■ Task objective
Below is a block of records; repeat each one exactly.
*** Given records
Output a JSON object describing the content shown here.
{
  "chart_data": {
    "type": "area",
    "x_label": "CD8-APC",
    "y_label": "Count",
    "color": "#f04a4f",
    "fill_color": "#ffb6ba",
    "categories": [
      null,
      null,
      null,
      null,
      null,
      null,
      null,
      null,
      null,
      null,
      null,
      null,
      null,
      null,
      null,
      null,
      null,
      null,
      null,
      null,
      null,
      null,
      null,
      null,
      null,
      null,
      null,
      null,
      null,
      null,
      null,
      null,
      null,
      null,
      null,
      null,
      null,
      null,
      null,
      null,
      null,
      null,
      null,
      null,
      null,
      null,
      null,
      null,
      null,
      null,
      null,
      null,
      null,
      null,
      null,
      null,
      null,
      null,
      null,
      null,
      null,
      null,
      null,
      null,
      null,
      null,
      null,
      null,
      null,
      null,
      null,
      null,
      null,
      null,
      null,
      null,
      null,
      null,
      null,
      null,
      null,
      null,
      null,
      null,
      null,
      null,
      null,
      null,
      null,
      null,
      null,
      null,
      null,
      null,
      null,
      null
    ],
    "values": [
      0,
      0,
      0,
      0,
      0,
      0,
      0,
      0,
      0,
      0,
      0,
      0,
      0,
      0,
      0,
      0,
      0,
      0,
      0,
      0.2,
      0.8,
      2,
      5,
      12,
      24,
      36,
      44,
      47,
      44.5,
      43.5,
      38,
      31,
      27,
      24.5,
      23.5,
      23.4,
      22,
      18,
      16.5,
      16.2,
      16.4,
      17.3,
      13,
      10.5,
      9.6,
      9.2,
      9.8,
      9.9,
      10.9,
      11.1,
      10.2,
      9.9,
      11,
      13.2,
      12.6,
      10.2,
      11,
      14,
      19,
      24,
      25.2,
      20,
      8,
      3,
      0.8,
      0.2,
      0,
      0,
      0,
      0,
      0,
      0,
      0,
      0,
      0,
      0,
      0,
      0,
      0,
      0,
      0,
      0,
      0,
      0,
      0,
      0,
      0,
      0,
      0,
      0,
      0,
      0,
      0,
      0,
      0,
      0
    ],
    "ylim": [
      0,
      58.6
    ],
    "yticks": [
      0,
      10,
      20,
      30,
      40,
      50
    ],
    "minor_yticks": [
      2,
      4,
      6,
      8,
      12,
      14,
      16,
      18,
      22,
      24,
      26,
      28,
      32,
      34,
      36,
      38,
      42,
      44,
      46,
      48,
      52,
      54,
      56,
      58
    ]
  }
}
******
■ Exercise output
Output a JSON object describing the content shown here.
{
  "chart_data": {
    "type": "area",
    "x_label": "CD8-APC",
    "y_label": "Count",
    "color": "#f04a4f",
    "fill_color": "#ffb6ba",
    "categories": [
      null,
      null,
      null,
      null,
      null,
      null,
      null,
      null,
      null,
      null,
      null,
      null,
      null,
      null,
      null,
      null,
      null,
      null,
      null,
      null,
      null,
      null,
      null,
      null,
      null,
      null,
      null,
      null,
      null,
      null,
      null,
      null,
      null,
      null,
      null,
      null,
      null,
      null,
      null,
      null,
      null,
      null,
      null,
      null,
      null,
      null,
      null,
      null,
      null,
      null,
      null,
      null,
      null,
      null,
      null,
      null,
      null,
      null,
      null,
      null,
      null,
      null,
      null,
      null,
      null,
      null,
      null,
      null,
      null,
      null,
      null,
      null,
      null,
      null,
      null,
      null,
      null,
      null,
      null,
      null,
      null,
      null,
      null,
      null,
      null,
      null,
      null,
      null,
      null,
      null,
      null,
      null,
      null,
      null,
      null,
      null
    ],
    "values": [
      0,
      0,
      0,
      0,
      0,
      0,
      0,
      0,
      0,
      0,
      0,
      0,
      0,
      0,
      0,
      0,
      0,
      0,
      0,
      0.2,
      0.8,
      2,
      5,
      12,
      24,
      36,
      44,
      47,
      44.5,
      43.5,
      38,
      31,
      27,
      24.5,
      23.5,
      23.4,
      22,
      18,
      16.5,
      16.2,
      16.4,
      17.3,
      13,
      10.5,
      9.6,
      9.2,
      9.8,
      9.9,
      10.9,
      11.1,
      10.2,
      9.9,
      11,
      13.2,
      12.6,
      10.2,
      11,
      14,
      19,
      24,
      25.2,
      20,
      8,
      3,
      0.8,
      0.2,
      0,
      0,
      0,
      0,
      0,
      0,
      0,
      0,
      0,
      0,
      0,
      0,
      0,
      0,
      0,
      0,
      0,
      0,
      0,
      0,
      0,
      0,
      0,
      0,
      0,
      0,
      0,
      0,
      0,
      0
    ],
    "ylim": [
      0,
      58.6
    ],
    "yticks": [
      0,
      10,
      20,
      30,
      40,
      50
    ],
    "minor_yticks": [
      2,
      4,
      6,
      8,
      12,
      14,
      16,
      18,
      22,
      24,
      26,
      28,
      32,
      34,
      36,
      38,
      42,
      44,
      46,
      48,
      52,
      54,
      56,
      58
    ]
  }
}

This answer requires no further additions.